Skip the images and copy each record exactly as written.

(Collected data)
--- Begin ---

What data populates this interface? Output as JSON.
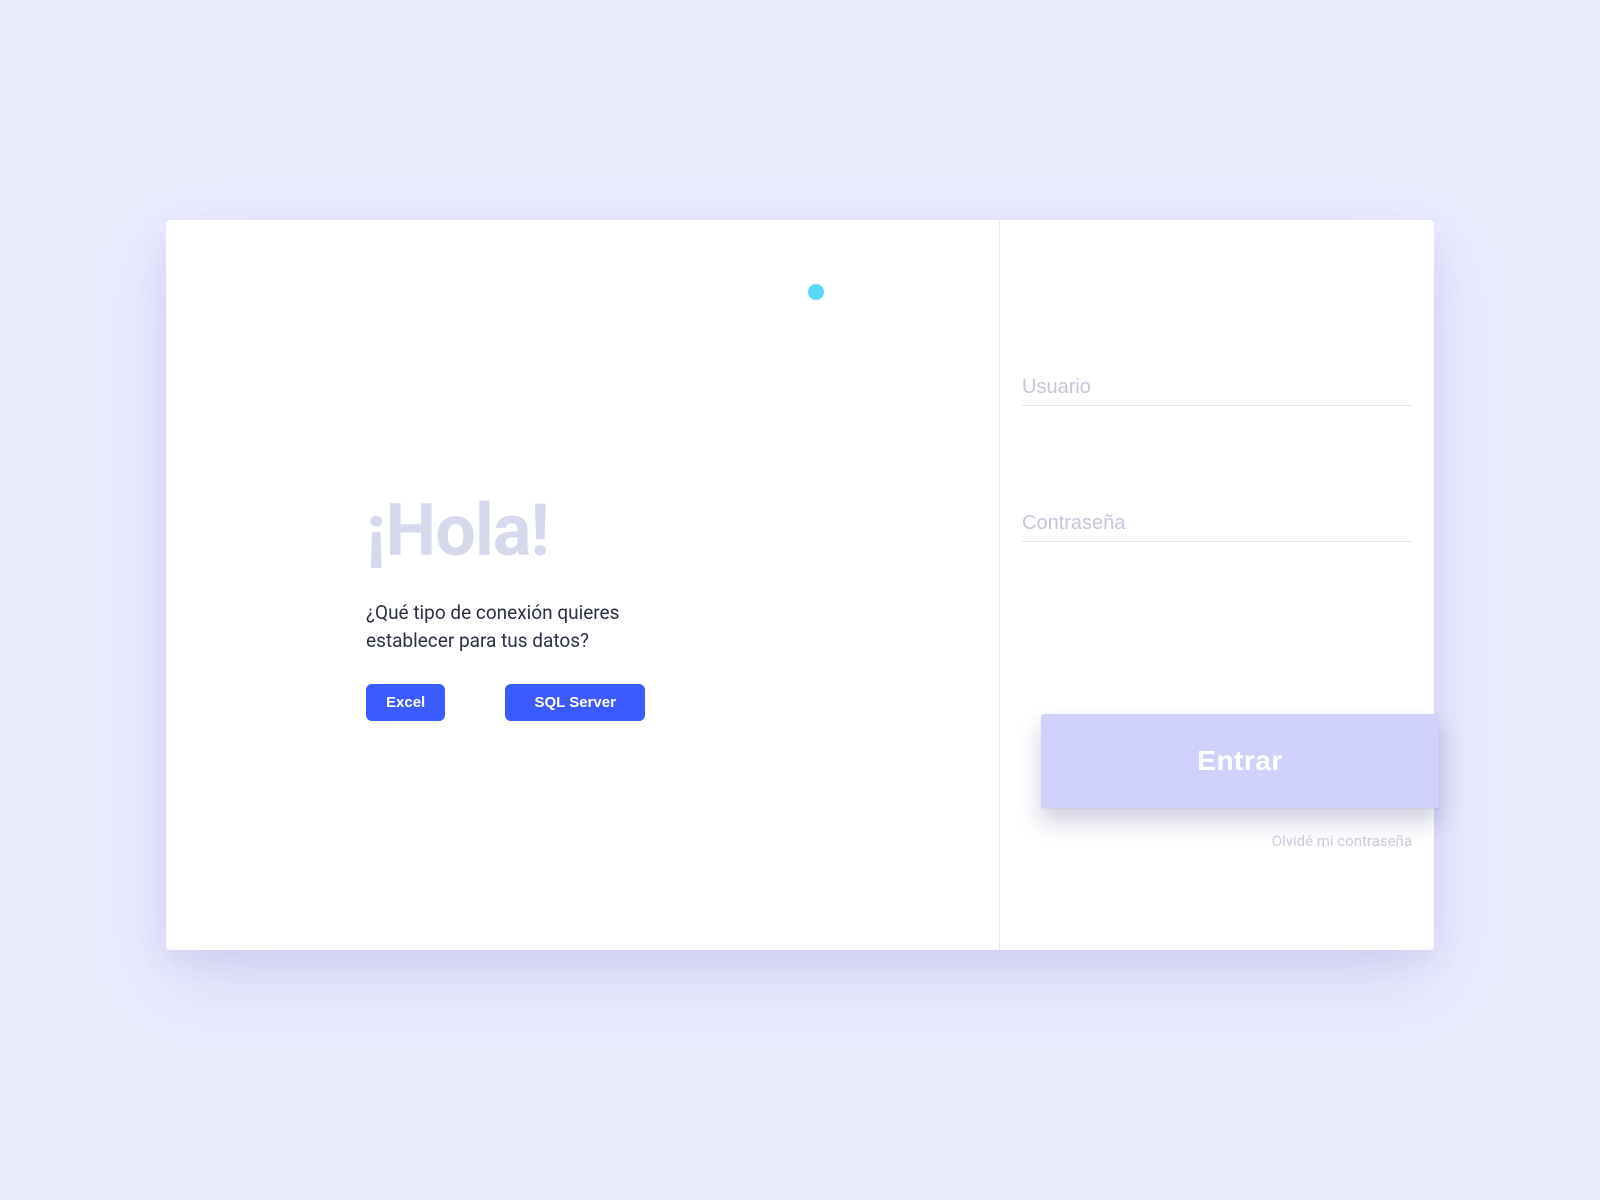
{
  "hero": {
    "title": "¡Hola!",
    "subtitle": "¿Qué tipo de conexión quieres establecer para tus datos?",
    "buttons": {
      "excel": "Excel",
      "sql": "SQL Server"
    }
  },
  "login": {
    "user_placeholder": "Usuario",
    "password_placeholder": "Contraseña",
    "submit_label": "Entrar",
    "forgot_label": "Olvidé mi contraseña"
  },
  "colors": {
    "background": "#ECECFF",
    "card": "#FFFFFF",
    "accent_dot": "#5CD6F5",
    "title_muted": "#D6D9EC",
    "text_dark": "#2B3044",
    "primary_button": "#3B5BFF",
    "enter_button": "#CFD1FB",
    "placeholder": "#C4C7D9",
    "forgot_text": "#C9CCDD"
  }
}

--- End ---

◆ Solution to this exercise:
What data populates this interface? Output as JSON.
{
  "hero": {
    "title": "¡Hola!",
    "subtitle": "¿Qué tipo de conexión quieres establecer para tus datos?",
    "buttons": {
      "excel": "Excel",
      "sql": "SQL Server"
    }
  },
  "login": {
    "user_placeholder": "Usuario",
    "password_placeholder": "Contraseña",
    "submit_label": "Entrar",
    "forgot_label": "Olvidé mi contraseña"
  },
  "colors": {
    "background": "#ECECFF",
    "card": "#FFFFFF",
    "accent_dot": "#5CD6F5",
    "title_muted": "#D6D9EC",
    "text_dark": "#2B3044",
    "primary_button": "#3B5BFF",
    "enter_button": "#CFD1FB",
    "placeholder": "#C4C7D9",
    "forgot_text": "#C9CCDD"
  }
}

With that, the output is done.